Transcribe the material in full. Nothing should differ except that the pictures are left out.
»»
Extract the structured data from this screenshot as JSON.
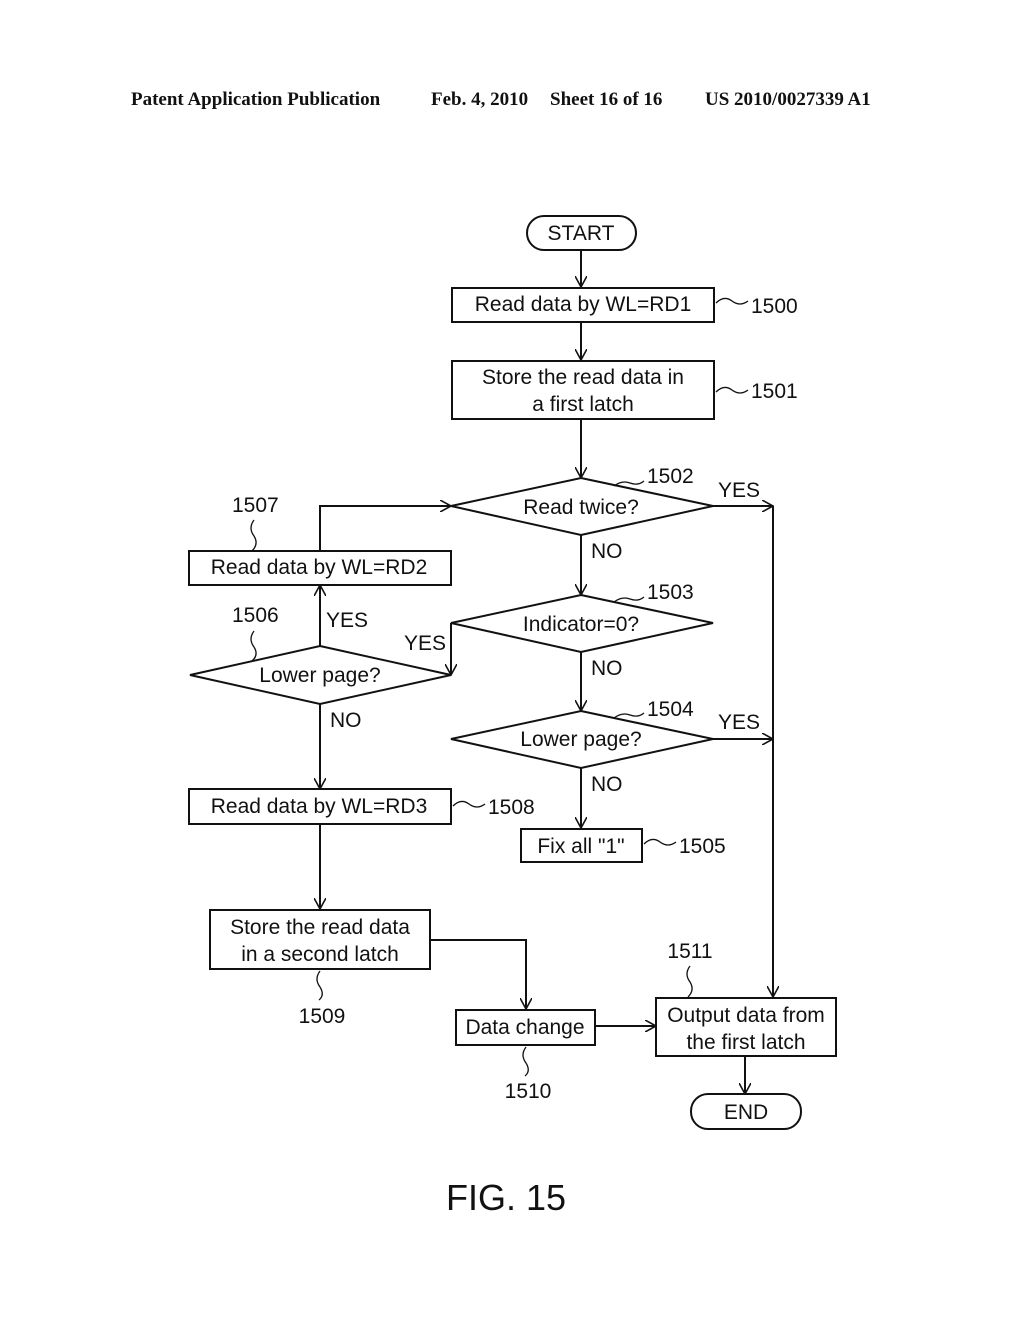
{
  "header": {
    "left": "Patent Application Publication",
    "date": "Feb. 4, 2010",
    "sheet": "Sheet 16 of 16",
    "number": "US 2010/0027339 A1"
  },
  "figure_label": "FIG. 15",
  "nodes": {
    "start": {
      "type": "terminal",
      "text": "START"
    },
    "n1500": {
      "type": "process",
      "ref": "1500",
      "lines": [
        "Read data by WL=RD1"
      ]
    },
    "n1501": {
      "type": "process",
      "ref": "1501",
      "lines": [
        "Store the read data in",
        "a first latch"
      ]
    },
    "n1502": {
      "type": "decision",
      "ref": "1502",
      "text": "Read twice?"
    },
    "n1503": {
      "type": "decision",
      "ref": "1503",
      "text": "Indicator=0?"
    },
    "n1504": {
      "type": "decision",
      "ref": "1504",
      "text": "Lower page?"
    },
    "n1505": {
      "type": "process",
      "ref": "1505",
      "lines": [
        "Fix all \"1\""
      ]
    },
    "n1506": {
      "type": "decision",
      "ref": "1506",
      "text": "Lower page?"
    },
    "n1507": {
      "type": "process",
      "ref": "1507",
      "lines": [
        "Read data by WL=RD2"
      ]
    },
    "n1508": {
      "type": "process",
      "ref": "1508",
      "lines": [
        "Read data by WL=RD3"
      ]
    },
    "n1509": {
      "type": "process",
      "ref": "1509",
      "lines": [
        "Store the read data",
        "in a second latch"
      ]
    },
    "n1510": {
      "type": "process",
      "ref": "1510",
      "lines": [
        "Data change"
      ]
    },
    "n1511": {
      "type": "process",
      "ref": "1511",
      "lines": [
        "Output data from",
        "the first latch"
      ]
    },
    "end": {
      "type": "terminal",
      "text": "END"
    }
  },
  "edge_labels": {
    "yes": "YES",
    "no": "NO"
  },
  "edges": [
    {
      "from": "start",
      "to": "n1500"
    },
    {
      "from": "n1500",
      "to": "n1501"
    },
    {
      "from": "n1501",
      "to": "n1502"
    },
    {
      "from": "n1502",
      "to": "n1511",
      "label": "YES"
    },
    {
      "from": "n1502",
      "to": "n1503",
      "label": "NO"
    },
    {
      "from": "n1503",
      "to": "n1506",
      "label": "YES"
    },
    {
      "from": "n1503",
      "to": "n1504",
      "label": "NO"
    },
    {
      "from": "n1504",
      "to": "n1511",
      "label": "YES"
    },
    {
      "from": "n1504",
      "to": "n1505",
      "label": "NO"
    },
    {
      "from": "n1506",
      "to": "n1507",
      "label": "YES"
    },
    {
      "from": "n1506",
      "to": "n1508",
      "label": "NO"
    },
    {
      "from": "n1507",
      "to": "n1502"
    },
    {
      "from": "n1508",
      "to": "n1509"
    },
    {
      "from": "n1509",
      "to": "n1510"
    },
    {
      "from": "n1510",
      "to": "n1511"
    },
    {
      "from": "n1511",
      "to": "end"
    }
  ]
}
««
ANSWER:
Extract the structured data from this screenshot as JSON.
{
  "header": {
    "left": "Patent Application Publication",
    "date": "Feb. 4, 2010",
    "sheet": "Sheet 16 of 16",
    "number": "US 2010/0027339 A1"
  },
  "figure_label": "FIG. 15",
  "nodes": {
    "start": {
      "type": "terminal",
      "text": "START"
    },
    "n1500": {
      "type": "process",
      "ref": "1500",
      "lines": [
        "Read data by WL=RD1"
      ]
    },
    "n1501": {
      "type": "process",
      "ref": "1501",
      "lines": [
        "Store the read data in",
        "a first latch"
      ]
    },
    "n1502": {
      "type": "decision",
      "ref": "1502",
      "text": "Read twice?"
    },
    "n1503": {
      "type": "decision",
      "ref": "1503",
      "text": "Indicator=0?"
    },
    "n1504": {
      "type": "decision",
      "ref": "1504",
      "text": "Lower page?"
    },
    "n1505": {
      "type": "process",
      "ref": "1505",
      "lines": [
        "Fix all \"1\""
      ]
    },
    "n1506": {
      "type": "decision",
      "ref": "1506",
      "text": "Lower page?"
    },
    "n1507": {
      "type": "process",
      "ref": "1507",
      "lines": [
        "Read data by WL=RD2"
      ]
    },
    "n1508": {
      "type": "process",
      "ref": "1508",
      "lines": [
        "Read data by WL=RD3"
      ]
    },
    "n1509": {
      "type": "process",
      "ref": "1509",
      "lines": [
        "Store the read data",
        "in a second latch"
      ]
    },
    "n1510": {
      "type": "process",
      "ref": "1510",
      "lines": [
        "Data change"
      ]
    },
    "n1511": {
      "type": "process",
      "ref": "1511",
      "lines": [
        "Output data from",
        "the first latch"
      ]
    },
    "end": {
      "type": "terminal",
      "text": "END"
    }
  },
  "edge_labels": {
    "yes": "YES",
    "no": "NO"
  },
  "edges": [
    {
      "from": "start",
      "to": "n1500"
    },
    {
      "from": "n1500",
      "to": "n1501"
    },
    {
      "from": "n1501",
      "to": "n1502"
    },
    {
      "from": "n1502",
      "to": "n1511",
      "label": "YES"
    },
    {
      "from": "n1502",
      "to": "n1503",
      "label": "NO"
    },
    {
      "from": "n1503",
      "to": "n1506",
      "label": "YES"
    },
    {
      "from": "n1503",
      "to": "n1504",
      "label": "NO"
    },
    {
      "from": "n1504",
      "to": "n1511",
      "label": "YES"
    },
    {
      "from": "n1504",
      "to": "n1505",
      "label": "NO"
    },
    {
      "from": "n1506",
      "to": "n1507",
      "label": "YES"
    },
    {
      "from": "n1506",
      "to": "n1508",
      "label": "NO"
    },
    {
      "from": "n1507",
      "to": "n1502"
    },
    {
      "from": "n1508",
      "to": "n1509"
    },
    {
      "from": "n1509",
      "to": "n1510"
    },
    {
      "from": "n1510",
      "to": "n1511"
    },
    {
      "from": "n1511",
      "to": "end"
    }
  ]
}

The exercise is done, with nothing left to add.